> Exercise description
Count each line below that has "позволит" anywhere in it. Answer with the total alone.

==== Records to use ====

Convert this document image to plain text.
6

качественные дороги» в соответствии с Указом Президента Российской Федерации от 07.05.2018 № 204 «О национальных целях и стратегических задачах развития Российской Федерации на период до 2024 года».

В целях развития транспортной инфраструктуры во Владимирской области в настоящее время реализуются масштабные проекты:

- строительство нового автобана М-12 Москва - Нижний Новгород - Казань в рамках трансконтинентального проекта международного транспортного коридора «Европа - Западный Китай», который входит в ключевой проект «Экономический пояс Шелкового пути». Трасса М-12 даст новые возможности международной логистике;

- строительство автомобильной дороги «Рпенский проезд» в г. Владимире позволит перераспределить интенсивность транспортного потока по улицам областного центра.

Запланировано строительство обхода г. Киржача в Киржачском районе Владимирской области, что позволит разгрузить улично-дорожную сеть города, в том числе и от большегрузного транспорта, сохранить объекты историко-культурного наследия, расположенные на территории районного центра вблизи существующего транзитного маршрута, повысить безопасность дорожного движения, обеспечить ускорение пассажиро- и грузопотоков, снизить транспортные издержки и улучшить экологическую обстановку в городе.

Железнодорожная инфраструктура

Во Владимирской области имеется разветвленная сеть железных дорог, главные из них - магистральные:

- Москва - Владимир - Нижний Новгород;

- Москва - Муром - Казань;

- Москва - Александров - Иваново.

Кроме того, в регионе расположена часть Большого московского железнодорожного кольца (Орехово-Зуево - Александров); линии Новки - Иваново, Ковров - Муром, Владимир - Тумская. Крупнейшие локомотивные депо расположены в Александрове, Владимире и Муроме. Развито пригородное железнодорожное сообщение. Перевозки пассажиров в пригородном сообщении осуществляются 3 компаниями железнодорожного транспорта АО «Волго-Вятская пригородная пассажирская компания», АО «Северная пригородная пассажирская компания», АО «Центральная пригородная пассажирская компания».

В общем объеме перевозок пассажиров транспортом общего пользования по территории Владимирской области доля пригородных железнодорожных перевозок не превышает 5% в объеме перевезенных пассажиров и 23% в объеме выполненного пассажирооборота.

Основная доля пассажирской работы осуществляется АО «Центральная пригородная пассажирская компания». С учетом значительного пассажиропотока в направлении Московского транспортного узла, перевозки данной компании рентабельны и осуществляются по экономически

====

> Correct response
2